◆ **Problem details**: Copy the records below exactly as they are written.

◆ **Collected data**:
........
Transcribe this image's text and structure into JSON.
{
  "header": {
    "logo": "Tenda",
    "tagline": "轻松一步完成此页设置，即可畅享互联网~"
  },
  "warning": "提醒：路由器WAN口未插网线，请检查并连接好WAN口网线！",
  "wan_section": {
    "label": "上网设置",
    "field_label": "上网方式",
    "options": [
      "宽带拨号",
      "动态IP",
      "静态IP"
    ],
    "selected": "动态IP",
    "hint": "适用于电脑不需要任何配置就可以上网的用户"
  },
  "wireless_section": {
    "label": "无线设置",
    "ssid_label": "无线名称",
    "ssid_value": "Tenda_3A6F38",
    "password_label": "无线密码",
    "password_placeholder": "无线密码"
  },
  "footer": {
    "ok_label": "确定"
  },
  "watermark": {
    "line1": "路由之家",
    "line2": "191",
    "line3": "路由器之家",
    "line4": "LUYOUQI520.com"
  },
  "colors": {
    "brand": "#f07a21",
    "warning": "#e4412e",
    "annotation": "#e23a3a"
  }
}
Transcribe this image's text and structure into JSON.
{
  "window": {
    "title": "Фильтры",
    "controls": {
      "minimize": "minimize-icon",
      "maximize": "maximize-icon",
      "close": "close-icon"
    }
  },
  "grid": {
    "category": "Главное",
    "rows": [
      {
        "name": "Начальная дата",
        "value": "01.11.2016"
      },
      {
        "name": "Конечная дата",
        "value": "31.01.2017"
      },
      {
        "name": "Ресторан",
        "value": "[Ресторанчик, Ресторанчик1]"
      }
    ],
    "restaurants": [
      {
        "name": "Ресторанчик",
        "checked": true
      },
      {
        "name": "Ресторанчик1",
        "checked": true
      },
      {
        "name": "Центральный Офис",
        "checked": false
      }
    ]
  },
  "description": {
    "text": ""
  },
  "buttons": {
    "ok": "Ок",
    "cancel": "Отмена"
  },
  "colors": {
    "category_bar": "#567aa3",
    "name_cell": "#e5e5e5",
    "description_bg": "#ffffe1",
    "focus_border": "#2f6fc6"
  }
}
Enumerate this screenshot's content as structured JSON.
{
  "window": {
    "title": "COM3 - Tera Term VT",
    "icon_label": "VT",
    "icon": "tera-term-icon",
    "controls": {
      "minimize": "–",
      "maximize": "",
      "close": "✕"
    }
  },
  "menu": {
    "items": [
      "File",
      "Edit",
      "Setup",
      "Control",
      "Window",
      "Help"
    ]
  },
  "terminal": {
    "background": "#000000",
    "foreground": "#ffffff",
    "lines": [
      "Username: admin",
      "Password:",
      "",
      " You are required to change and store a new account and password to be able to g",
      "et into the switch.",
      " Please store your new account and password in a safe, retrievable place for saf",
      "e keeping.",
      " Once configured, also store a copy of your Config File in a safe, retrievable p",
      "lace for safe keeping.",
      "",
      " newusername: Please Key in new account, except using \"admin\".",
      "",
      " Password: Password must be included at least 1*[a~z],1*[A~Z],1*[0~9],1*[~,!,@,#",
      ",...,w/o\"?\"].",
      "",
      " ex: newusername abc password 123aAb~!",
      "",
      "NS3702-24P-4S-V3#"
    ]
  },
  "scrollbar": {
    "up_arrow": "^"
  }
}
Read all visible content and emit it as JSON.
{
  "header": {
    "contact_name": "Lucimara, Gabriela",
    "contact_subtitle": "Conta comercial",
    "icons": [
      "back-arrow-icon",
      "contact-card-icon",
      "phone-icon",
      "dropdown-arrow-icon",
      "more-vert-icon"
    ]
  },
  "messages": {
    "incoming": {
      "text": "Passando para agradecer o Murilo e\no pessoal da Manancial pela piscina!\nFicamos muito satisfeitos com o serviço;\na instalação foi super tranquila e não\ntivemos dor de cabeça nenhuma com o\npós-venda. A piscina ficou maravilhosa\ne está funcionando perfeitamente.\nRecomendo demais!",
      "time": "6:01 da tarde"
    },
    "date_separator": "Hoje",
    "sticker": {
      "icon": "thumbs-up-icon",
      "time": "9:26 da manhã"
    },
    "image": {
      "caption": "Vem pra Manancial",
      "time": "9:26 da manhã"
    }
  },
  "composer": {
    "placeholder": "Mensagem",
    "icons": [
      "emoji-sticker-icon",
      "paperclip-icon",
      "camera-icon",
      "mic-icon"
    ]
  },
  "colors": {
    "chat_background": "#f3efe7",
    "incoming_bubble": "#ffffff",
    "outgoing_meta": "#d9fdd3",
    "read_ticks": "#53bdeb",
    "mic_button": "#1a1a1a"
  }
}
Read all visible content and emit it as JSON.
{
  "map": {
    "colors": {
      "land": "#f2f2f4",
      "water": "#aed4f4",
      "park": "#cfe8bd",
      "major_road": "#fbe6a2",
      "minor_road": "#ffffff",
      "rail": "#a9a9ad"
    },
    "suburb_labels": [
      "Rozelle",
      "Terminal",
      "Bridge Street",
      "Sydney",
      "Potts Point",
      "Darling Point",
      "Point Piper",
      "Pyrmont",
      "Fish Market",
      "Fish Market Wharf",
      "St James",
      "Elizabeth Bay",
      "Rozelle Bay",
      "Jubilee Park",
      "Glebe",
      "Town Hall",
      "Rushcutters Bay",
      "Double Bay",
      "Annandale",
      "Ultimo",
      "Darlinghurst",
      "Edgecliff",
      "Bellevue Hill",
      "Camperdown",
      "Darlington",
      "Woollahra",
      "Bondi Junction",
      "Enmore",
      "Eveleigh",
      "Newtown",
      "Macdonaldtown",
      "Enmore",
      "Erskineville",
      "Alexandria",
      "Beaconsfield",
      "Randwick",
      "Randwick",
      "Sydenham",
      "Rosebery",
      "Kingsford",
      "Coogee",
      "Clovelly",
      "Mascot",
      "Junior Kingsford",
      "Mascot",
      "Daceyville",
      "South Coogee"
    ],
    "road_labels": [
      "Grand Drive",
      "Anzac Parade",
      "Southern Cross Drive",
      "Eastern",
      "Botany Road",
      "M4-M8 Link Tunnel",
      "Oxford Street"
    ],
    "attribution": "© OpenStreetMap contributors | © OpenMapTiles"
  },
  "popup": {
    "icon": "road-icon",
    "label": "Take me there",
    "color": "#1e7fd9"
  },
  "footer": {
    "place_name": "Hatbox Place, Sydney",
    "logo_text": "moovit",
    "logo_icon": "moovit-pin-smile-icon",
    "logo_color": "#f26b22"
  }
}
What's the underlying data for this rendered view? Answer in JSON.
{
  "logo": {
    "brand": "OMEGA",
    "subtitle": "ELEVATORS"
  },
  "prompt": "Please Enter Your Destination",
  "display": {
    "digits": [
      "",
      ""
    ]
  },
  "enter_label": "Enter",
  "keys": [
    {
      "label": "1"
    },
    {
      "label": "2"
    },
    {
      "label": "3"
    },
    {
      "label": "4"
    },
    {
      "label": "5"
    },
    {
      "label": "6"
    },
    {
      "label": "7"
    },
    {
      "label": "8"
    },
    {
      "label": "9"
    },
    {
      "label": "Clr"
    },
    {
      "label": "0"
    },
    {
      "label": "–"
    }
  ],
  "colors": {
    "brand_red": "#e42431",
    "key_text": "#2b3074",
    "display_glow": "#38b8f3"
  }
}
........
◆ **The answer**:
Transcribe this image's text and structure into JSON.
{
  "header": {
    "logo": "Tenda",
    "tagline": "轻松一步完成此页设置，即可畅享互联网~"
  },
  "warning": "提醒：路由器WAN口未插网线，请检查并连接好WAN口网线！",
  "wan_section": {
    "label": "上网设置",
    "field_label": "上网方式",
    "options": [
      "宽带拨号",
      "动态IP",
      "静态IP"
    ],
    "selected": "动态IP",
    "hint": "适用于电脑不需要任何配置就可以上网的用户"
  },
  "wireless_section": {
    "label": "无线设置",
    "ssid_label": "无线名称",
    "ssid_value": "Tenda_3A6F38",
    "password_label": "无线密码",
    "password_placeholder": "无线密码"
  },
  "footer": {
    "ok_label": "确定"
  },
  "watermark": {
    "line1": "路由之家",
    "line2": "191",
    "line3": "路由器之家",
    "line4": "LUYOUQI520.com"
  },
  "colors": {
    "brand": "#f07a21",
    "warning": "#e4412e",
    "annotation": "#e23a3a"
  }
}
Transcribe this image's text and structure into JSON.
{
  "window": {
    "title": "Фильтры",
    "controls": {
      "minimize": "minimize-icon",
      "maximize": "maximize-icon",
      "close": "close-icon"
    }
  },
  "grid": {
    "category": "Главное",
    "rows": [
      {
        "name": "Начальная дата",
        "value": "01.11.2016"
      },
      {
        "name": "Конечная дата",
        "value": "31.01.2017"
      },
      {
        "name": "Ресторан",
        "value": "[Ресторанчик, Ресторанчик1]"
      }
    ],
    "restaurants": [
      {
        "name": "Ресторанчик",
        "checked": true
      },
      {
        "name": "Ресторанчик1",
        "checked": true
      },
      {
        "name": "Центральный Офис",
        "checked": false
      }
    ]
  },
  "description": {
    "text": ""
  },
  "buttons": {
    "ok": "Ок",
    "cancel": "Отмена"
  },
  "colors": {
    "category_bar": "#567aa3",
    "name_cell": "#e5e5e5",
    "description_bg": "#ffffe1",
    "focus_border": "#2f6fc6"
  }
}
Enumerate this screenshot's content as structured JSON.
{
  "window": {
    "title": "COM3 - Tera Term VT",
    "icon_label": "VT",
    "icon": "tera-term-icon",
    "controls": {
      "minimize": "–",
      "maximize": "",
      "close": "✕"
    }
  },
  "menu": {
    "items": [
      "File",
      "Edit",
      "Setup",
      "Control",
      "Window",
      "Help"
    ]
  },
  "terminal": {
    "background": "#000000",
    "foreground": "#ffffff",
    "lines": [
      "Username: admin",
      "Password:",
      "",
      " You are required to change and store a new account and password to be able to g",
      "et into the switch.",
      " Please store your new account and password in a safe, retrievable place for saf",
      "e keeping.",
      " Once configured, also store a copy of your Config File in a safe, retrievable p",
      "lace for safe keeping.",
      "",
      " newusername: Please Key in new account, except using \"admin\".",
      "",
      " Password: Password must be included at least 1*[a~z],1*[A~Z],1*[0~9],1*[~,!,@,#",
      ",...,w/o\"?\"].",
      "",
      " ex: newusername abc password 123aAb~!",
      "",
      "NS3702-24P-4S-V3#"
    ]
  },
  "scrollbar": {
    "up_arrow": "^"
  }
}
Read all visible content and emit it as JSON.
{
  "header": {
    "contact_name": "Lucimara, Gabriela",
    "contact_subtitle": "Conta comercial",
    "icons": [
      "back-arrow-icon",
      "contact-card-icon",
      "phone-icon",
      "dropdown-arrow-icon",
      "more-vert-icon"
    ]
  },
  "messages": {
    "incoming": {
      "text": "Passando para agradecer o Murilo e\no pessoal da Manancial pela piscina!\nFicamos muito satisfeitos com o serviço;\na instalação foi super tranquila e não\ntivemos dor de cabeça nenhuma com o\npós-venda. A piscina ficou maravilhosa\ne está funcionando perfeitamente.\nRecomendo demais!",
      "time": "6:01 da tarde"
    },
    "date_separator": "Hoje",
    "sticker": {
      "icon": "thumbs-up-icon",
      "time": "9:26 da manhã"
    },
    "image": {
      "caption": "Vem pra Manancial",
      "time": "9:26 da manhã"
    }
  },
  "composer": {
    "placeholder": "Mensagem",
    "icons": [
      "emoji-sticker-icon",
      "paperclip-icon",
      "camera-icon",
      "mic-icon"
    ]
  },
  "colors": {
    "chat_background": "#f3efe7",
    "incoming_bubble": "#ffffff",
    "outgoing_meta": "#d9fdd3",
    "read_ticks": "#53bdeb",
    "mic_button": "#1a1a1a"
  }
}
Read all visible content and emit it as JSON.
{
  "map": {
    "colors": {
      "land": "#f2f2f4",
      "water": "#aed4f4",
      "park": "#cfe8bd",
      "major_road": "#fbe6a2",
      "minor_road": "#ffffff",
      "rail": "#a9a9ad"
    },
    "suburb_labels": [
      "Rozelle",
      "Terminal",
      "Bridge Street",
      "Sydney",
      "Potts Point",
      "Darling Point",
      "Point Piper",
      "Pyrmont",
      "Fish Market",
      "Fish Market Wharf",
      "St James",
      "Elizabeth Bay",
      "Rozelle Bay",
      "Jubilee Park",
      "Glebe",
      "Town Hall",
      "Rushcutters Bay",
      "Double Bay",
      "Annandale",
      "Ultimo",
      "Darlinghurst",
      "Edgecliff",
      "Bellevue Hill",
      "Camperdown",
      "Darlington",
      "Woollahra",
      "Bondi Junction",
      "Enmore",
      "Eveleigh",
      "Newtown",
      "Macdonaldtown",
      "Enmore",
      "Erskineville",
      "Alexandria",
      "Beaconsfield",
      "Randwick",
      "Randwick",
      "Sydenham",
      "Rosebery",
      "Kingsford",
      "Coogee",
      "Clovelly",
      "Mascot",
      "Junior Kingsford",
      "Mascot",
      "Daceyville",
      "South Coogee"
    ],
    "road_labels": [
      "Grand Drive",
      "Anzac Parade",
      "Southern Cross Drive",
      "Eastern",
      "Botany Road",
      "M4-M8 Link Tunnel",
      "Oxford Street"
    ],
    "attribution": "© OpenStreetMap contributors | © OpenMapTiles"
  },
  "popup": {
    "icon": "road-icon",
    "label": "Take me there",
    "color": "#1e7fd9"
  },
  "footer": {
    "place_name": "Hatbox Place, Sydney",
    "logo_text": "moovit",
    "logo_icon": "moovit-pin-smile-icon",
    "logo_color": "#f26b22"
  }
}
What's the underlying data for this rendered view? Answer in JSON.
{
  "logo": {
    "brand": "OMEGA",
    "subtitle": "ELEVATORS"
  },
  "prompt": "Please Enter Your Destination",
  "display": {
    "digits": [
      "",
      ""
    ]
  },
  "enter_label": "Enter",
  "keys": [
    {
      "label": "1"
    },
    {
      "label": "2"
    },
    {
      "label": "3"
    },
    {
      "label": "4"
    },
    {
      "label": "5"
    },
    {
      "label": "6"
    },
    {
      "label": "7"
    },
    {
      "label": "8"
    },
    {
      "label": "9"
    },
    {
      "label": "Clr"
    },
    {
      "label": "0"
    },
    {
      "label": "–"
    }
  ],
  "colors": {
    "brand_red": "#e42431",
    "key_text": "#2b3074",
    "display_glow": "#38b8f3"
  }
}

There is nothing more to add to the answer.